§ **Exercise goal**: Below are records. Copy every line with "pueden" in it.

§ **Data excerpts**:
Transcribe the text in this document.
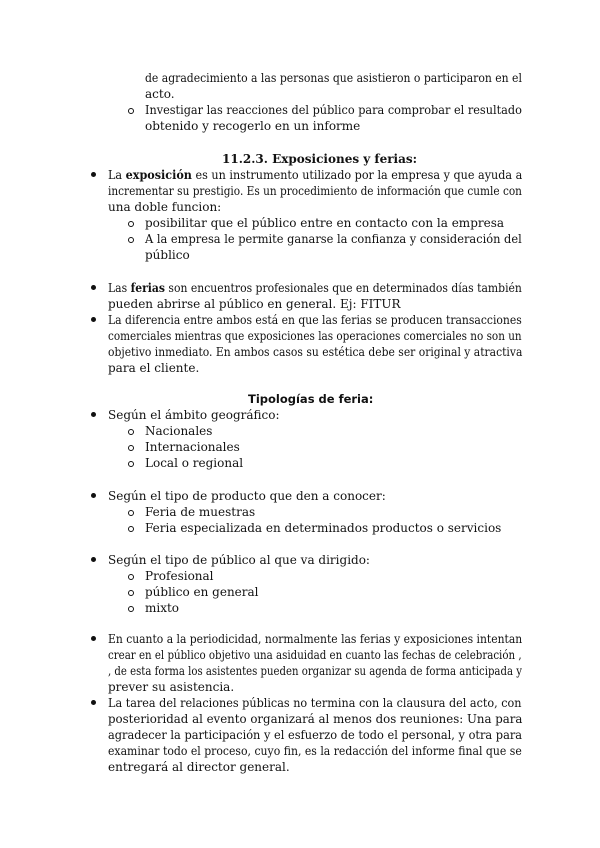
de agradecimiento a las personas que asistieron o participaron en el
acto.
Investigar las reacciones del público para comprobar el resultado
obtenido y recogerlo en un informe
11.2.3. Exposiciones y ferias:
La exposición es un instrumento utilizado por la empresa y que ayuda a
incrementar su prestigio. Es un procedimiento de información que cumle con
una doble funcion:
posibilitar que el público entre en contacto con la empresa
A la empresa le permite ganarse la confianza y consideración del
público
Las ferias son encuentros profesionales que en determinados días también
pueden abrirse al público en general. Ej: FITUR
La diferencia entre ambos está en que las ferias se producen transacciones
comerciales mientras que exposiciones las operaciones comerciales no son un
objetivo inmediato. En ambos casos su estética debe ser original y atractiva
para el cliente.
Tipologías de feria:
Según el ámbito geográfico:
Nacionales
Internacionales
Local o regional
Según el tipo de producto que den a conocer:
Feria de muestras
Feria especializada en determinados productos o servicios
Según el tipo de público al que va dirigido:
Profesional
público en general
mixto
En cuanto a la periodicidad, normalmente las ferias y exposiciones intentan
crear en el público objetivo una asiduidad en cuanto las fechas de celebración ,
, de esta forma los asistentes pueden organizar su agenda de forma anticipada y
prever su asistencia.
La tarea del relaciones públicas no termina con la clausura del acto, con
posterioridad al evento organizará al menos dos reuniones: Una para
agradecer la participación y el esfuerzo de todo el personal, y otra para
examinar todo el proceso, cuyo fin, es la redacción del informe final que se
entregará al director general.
---
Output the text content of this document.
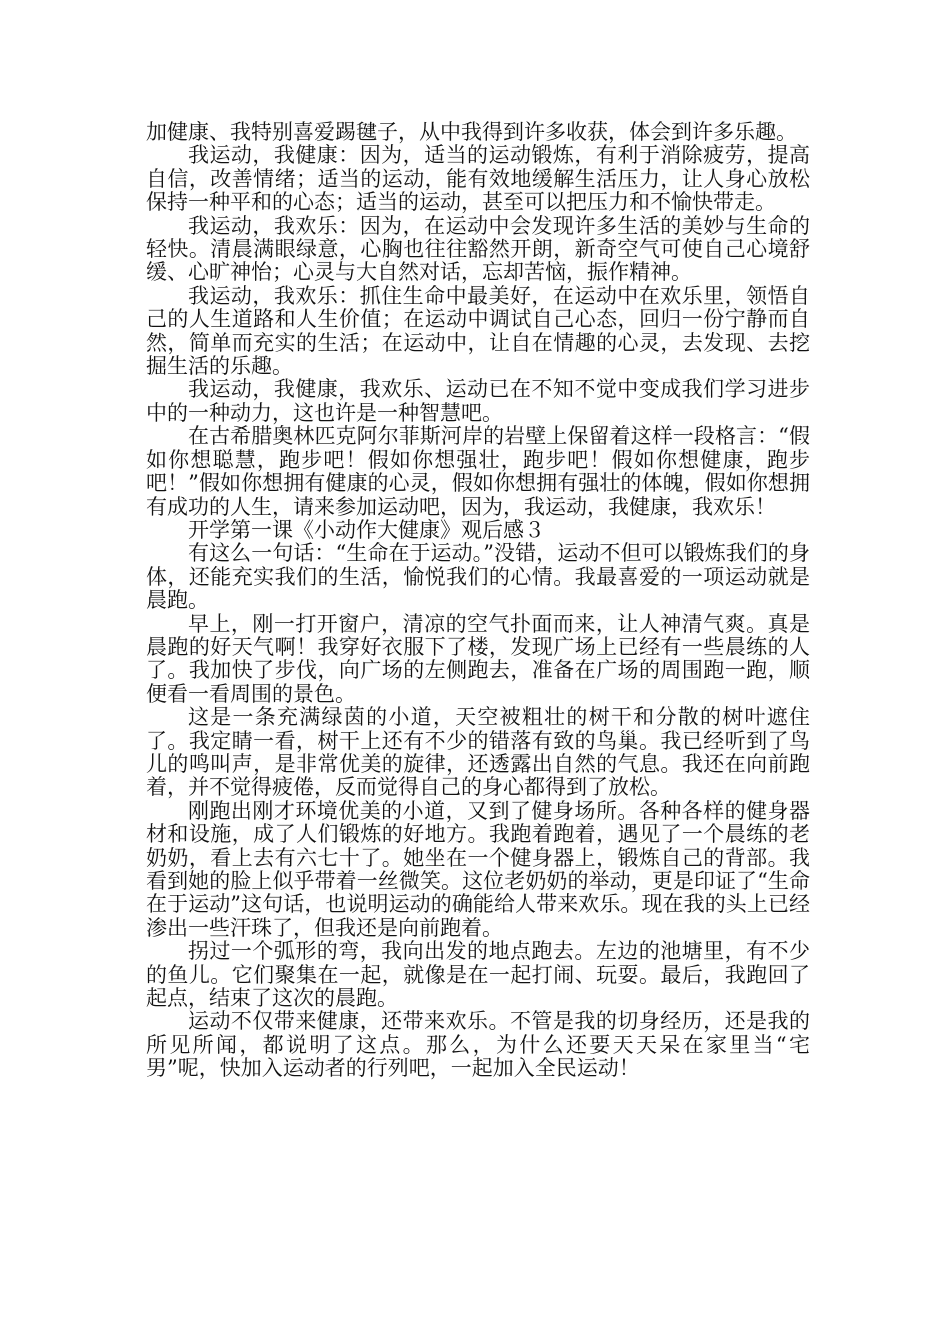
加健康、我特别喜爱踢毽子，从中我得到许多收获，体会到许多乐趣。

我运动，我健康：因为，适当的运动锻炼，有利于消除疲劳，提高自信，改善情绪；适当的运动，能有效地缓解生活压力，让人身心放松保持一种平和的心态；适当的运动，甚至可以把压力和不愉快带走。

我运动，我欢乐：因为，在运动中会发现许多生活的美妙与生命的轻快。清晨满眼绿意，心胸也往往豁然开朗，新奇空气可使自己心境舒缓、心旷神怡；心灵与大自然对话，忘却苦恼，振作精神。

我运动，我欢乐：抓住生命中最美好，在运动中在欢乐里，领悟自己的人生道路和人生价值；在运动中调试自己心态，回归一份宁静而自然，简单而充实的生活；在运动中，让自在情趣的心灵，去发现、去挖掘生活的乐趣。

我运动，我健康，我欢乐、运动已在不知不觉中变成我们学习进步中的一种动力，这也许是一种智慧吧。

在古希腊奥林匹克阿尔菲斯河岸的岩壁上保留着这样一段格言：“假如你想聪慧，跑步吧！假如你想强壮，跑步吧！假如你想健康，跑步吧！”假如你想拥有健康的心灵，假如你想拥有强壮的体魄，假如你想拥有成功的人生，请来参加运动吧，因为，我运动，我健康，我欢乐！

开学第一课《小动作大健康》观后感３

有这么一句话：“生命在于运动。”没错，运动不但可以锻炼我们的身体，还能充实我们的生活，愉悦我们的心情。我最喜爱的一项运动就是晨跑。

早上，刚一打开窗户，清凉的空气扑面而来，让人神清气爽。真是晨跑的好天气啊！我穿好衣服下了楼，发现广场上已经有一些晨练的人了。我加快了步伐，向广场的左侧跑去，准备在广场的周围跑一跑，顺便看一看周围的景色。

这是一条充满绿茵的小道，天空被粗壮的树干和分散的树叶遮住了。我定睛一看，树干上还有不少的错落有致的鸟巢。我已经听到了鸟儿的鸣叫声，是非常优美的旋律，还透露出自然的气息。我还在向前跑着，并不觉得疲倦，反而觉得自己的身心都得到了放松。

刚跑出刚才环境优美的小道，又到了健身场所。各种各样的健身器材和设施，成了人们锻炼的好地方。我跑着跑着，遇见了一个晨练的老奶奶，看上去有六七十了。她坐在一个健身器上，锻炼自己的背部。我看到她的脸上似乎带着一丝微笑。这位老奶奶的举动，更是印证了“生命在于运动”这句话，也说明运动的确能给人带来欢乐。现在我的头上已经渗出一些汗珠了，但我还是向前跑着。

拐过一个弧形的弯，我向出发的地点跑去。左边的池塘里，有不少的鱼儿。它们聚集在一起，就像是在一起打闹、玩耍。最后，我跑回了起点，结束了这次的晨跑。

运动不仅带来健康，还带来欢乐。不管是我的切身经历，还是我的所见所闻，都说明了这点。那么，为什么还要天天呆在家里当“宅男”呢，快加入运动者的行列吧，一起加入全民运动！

§ **In response**:
pueden abrirse al público en general. Ej: FITUR
, de esta forma los asistentes pueden organizar su agenda de forma anticipada y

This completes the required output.